----- GIVEN DATA -----
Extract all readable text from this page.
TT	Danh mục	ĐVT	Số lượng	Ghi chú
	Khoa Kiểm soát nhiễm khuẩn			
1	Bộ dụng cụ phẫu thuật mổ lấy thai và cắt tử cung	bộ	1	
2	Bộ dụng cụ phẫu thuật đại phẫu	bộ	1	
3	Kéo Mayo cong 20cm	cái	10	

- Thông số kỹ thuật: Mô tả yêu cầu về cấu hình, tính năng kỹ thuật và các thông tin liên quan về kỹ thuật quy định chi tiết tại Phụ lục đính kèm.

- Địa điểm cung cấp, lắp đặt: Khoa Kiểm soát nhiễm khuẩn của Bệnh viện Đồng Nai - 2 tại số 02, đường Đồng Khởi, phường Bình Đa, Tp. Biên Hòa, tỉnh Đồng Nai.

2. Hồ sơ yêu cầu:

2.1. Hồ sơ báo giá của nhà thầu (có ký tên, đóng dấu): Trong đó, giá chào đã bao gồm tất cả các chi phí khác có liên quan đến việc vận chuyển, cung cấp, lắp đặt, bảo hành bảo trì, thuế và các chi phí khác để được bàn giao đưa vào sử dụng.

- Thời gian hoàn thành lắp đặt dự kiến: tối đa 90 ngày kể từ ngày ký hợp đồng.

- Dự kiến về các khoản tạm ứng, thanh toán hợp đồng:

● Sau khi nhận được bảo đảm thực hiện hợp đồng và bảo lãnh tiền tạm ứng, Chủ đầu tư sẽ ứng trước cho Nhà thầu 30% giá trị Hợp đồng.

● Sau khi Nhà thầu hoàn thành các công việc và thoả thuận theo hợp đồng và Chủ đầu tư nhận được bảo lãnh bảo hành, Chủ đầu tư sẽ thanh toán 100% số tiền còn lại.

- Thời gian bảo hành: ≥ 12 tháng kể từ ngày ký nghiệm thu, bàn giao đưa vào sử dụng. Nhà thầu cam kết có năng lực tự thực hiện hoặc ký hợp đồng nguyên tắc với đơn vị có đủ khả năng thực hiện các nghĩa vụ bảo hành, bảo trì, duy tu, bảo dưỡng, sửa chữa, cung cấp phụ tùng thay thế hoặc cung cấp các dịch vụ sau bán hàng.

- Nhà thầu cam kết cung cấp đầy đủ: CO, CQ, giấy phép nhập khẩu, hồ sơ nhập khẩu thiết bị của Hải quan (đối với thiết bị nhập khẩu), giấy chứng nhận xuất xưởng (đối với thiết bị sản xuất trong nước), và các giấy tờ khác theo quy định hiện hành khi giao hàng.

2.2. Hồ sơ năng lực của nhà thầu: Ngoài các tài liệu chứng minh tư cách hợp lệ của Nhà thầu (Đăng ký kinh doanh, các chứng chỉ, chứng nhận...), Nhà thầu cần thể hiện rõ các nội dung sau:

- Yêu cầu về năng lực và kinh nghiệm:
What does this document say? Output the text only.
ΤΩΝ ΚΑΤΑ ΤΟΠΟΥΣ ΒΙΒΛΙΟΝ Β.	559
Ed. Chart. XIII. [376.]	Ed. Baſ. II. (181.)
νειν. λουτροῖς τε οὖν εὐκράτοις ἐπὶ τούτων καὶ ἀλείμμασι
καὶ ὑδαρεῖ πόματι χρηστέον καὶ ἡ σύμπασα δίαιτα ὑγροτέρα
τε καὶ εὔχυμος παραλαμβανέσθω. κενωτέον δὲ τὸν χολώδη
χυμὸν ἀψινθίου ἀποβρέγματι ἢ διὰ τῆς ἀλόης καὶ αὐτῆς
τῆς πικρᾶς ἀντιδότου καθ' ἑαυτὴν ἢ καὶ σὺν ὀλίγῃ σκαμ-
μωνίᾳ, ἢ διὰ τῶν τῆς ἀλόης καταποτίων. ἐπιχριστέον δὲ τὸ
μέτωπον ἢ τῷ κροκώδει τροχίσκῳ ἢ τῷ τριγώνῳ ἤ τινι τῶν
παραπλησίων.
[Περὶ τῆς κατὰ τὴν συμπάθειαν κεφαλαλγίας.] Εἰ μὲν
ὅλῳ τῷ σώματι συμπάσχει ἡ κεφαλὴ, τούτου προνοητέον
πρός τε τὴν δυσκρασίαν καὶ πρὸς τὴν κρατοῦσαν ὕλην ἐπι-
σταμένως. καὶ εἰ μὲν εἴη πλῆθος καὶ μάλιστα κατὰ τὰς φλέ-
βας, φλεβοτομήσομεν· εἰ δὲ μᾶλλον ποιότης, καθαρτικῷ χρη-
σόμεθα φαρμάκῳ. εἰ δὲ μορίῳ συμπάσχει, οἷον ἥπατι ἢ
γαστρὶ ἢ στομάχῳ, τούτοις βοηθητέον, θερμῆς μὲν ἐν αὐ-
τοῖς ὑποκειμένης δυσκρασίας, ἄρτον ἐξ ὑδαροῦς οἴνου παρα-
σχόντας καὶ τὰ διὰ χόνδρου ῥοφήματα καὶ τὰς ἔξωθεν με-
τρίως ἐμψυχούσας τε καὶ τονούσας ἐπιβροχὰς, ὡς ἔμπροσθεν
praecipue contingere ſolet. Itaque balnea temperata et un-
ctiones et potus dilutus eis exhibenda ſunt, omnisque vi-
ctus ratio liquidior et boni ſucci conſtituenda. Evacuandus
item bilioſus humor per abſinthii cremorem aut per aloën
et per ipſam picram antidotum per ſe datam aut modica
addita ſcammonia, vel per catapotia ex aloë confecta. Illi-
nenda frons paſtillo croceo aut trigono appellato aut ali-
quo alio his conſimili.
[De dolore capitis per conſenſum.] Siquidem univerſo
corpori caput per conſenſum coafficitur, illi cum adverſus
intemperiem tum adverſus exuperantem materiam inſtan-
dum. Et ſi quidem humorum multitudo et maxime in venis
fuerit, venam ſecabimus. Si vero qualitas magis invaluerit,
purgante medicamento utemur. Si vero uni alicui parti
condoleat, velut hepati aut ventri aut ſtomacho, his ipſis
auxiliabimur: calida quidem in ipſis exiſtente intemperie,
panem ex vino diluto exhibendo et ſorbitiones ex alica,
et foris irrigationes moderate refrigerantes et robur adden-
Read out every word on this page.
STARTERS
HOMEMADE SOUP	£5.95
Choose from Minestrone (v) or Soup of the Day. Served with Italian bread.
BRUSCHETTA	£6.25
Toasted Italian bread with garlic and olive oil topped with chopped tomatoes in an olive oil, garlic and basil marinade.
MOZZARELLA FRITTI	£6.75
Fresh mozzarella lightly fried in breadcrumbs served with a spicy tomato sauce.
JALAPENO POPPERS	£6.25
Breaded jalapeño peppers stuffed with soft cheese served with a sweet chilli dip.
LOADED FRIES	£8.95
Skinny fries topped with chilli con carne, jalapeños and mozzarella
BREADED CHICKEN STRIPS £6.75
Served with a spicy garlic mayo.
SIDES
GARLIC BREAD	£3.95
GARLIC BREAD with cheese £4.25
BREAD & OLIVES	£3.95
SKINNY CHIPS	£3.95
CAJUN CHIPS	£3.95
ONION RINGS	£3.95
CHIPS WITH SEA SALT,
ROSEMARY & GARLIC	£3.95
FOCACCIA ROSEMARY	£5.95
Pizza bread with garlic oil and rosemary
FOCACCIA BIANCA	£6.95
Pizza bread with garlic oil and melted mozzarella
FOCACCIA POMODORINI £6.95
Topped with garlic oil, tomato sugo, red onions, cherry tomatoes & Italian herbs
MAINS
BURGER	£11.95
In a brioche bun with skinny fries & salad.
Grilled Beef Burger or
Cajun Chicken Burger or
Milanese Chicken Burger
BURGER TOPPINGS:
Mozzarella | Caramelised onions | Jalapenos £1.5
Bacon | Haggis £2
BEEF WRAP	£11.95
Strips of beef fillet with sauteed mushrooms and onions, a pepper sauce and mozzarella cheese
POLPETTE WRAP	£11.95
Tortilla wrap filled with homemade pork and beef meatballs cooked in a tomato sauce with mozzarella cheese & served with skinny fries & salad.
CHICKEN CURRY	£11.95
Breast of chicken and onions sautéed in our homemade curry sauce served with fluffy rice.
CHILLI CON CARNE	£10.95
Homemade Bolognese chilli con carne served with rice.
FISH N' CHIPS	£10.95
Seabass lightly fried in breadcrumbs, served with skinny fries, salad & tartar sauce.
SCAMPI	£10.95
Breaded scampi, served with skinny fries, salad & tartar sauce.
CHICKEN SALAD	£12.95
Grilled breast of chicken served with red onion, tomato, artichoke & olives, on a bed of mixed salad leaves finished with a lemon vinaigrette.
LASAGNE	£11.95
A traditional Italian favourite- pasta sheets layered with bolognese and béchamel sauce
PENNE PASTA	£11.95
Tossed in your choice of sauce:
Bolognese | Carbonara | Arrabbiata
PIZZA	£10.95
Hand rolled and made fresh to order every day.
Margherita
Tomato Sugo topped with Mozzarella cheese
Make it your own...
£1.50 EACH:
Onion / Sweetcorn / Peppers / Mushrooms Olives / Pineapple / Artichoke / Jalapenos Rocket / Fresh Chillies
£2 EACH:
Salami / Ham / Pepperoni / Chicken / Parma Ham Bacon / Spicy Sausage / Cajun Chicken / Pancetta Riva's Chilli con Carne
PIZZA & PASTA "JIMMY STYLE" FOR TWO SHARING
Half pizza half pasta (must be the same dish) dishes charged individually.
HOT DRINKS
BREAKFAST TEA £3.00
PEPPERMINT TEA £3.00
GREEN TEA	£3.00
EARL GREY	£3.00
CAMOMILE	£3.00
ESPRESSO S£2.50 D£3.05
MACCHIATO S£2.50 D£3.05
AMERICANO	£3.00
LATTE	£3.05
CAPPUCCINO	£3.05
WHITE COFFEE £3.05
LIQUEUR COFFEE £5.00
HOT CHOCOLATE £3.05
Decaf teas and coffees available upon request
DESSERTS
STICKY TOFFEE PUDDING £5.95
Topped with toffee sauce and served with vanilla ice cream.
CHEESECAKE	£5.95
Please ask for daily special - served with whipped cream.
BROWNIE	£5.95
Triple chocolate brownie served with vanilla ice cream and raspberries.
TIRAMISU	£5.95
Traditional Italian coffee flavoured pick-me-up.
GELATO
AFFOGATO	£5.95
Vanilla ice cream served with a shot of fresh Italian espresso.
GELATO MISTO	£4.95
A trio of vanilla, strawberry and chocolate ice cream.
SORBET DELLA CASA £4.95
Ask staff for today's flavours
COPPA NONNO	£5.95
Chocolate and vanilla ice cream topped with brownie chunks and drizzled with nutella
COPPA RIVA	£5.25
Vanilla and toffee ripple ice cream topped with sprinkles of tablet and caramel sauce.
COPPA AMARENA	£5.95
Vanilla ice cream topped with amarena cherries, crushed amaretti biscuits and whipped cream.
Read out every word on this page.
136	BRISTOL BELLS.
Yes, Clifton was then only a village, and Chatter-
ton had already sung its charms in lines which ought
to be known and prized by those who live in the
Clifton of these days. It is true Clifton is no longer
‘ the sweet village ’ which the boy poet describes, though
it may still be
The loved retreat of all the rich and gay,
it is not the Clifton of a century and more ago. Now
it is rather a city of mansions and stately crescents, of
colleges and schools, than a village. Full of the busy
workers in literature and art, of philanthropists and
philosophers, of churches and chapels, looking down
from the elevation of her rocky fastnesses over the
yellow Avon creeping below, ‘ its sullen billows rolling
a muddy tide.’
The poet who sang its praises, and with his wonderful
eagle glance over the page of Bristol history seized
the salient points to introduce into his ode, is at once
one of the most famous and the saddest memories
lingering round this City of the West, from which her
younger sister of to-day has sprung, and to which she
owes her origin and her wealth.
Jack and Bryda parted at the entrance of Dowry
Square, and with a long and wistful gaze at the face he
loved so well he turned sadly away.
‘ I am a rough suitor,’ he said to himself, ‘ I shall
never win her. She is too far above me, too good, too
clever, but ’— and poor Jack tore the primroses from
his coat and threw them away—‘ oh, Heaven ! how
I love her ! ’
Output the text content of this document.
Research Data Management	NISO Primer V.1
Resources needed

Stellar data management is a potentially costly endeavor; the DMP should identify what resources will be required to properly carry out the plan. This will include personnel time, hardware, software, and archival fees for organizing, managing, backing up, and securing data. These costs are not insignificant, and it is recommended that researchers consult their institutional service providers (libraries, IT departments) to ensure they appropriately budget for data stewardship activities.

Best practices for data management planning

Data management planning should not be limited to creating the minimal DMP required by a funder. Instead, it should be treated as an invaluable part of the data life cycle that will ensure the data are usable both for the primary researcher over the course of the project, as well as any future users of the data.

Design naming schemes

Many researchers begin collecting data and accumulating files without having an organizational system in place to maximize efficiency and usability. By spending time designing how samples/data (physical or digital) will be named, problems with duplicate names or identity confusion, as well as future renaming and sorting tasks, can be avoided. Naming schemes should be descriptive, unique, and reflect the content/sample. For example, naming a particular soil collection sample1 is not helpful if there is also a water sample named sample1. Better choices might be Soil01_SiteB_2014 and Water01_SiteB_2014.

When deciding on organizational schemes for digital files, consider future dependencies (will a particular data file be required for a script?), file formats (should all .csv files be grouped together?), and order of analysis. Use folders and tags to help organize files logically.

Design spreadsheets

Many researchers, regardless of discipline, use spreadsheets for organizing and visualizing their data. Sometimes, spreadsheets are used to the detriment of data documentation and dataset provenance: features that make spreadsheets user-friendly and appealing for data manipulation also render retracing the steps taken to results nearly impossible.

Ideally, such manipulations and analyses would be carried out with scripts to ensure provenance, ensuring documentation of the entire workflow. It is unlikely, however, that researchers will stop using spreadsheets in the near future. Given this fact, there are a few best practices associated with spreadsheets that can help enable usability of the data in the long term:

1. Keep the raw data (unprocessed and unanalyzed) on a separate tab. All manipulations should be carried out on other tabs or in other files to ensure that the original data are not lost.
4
-----
- WHAT IS EXPECTED -
Find every line in the records that contains the word "cung"; copy those lines.

- COMPLETE OUTPUT -
1	Bộ dụng cụ phẫu thuật mổ lấy thai và cắt tử cung	bộ	1	
- Địa điểm cung cấp, lắp đặt: Khoa Kiểm soát nhiễm khuẩn của Bệnh viện Đồng Nai - 2 tại số 02, đường Đồng Khởi, phường Bình Đa, Tp. Biên Hòa, tỉnh Đồng Nai.
2.1. Hồ sơ báo giá của nhà thầu (có ký tên, đóng dấu): Trong đó, giá chào đã bao gồm tất cả các chi phí khác có liên quan đến việc vận chuyển, cung cấp, lắp đặt, bảo hành bảo trì, thuế và các chi phí khác để được bàn giao đưa vào sử dụng.
- Thời gian bảo hành: ≥ 12 tháng kể từ ngày ký nghiệm thu, bàn giao đưa vào sử dụng. Nhà thầu cam kết có năng lực tự thực hiện hoặc ký hợp đồng nguyên tắc với đơn vị có đủ khả năng thực hiện các nghĩa vụ bảo hành, bảo trì, duy tu, bảo dưỡng, sửa chữa, cung cấp phụ tùng thay thế hoặc cung cấp các dịch vụ sau bán hàng.
- Nhà thầu cam kết cung cấp đầy đủ: CO, CQ, giấy phép nhập khẩu, hồ sơ nhập khẩu thiết bị của Hải quan (đối với thiết bị nhập khẩu), giấy chứng nhận xuất xưởng (đối với thiết bị sản xuất trong nước), và các giấy tờ khác theo quy định hiện hành khi giao hàng.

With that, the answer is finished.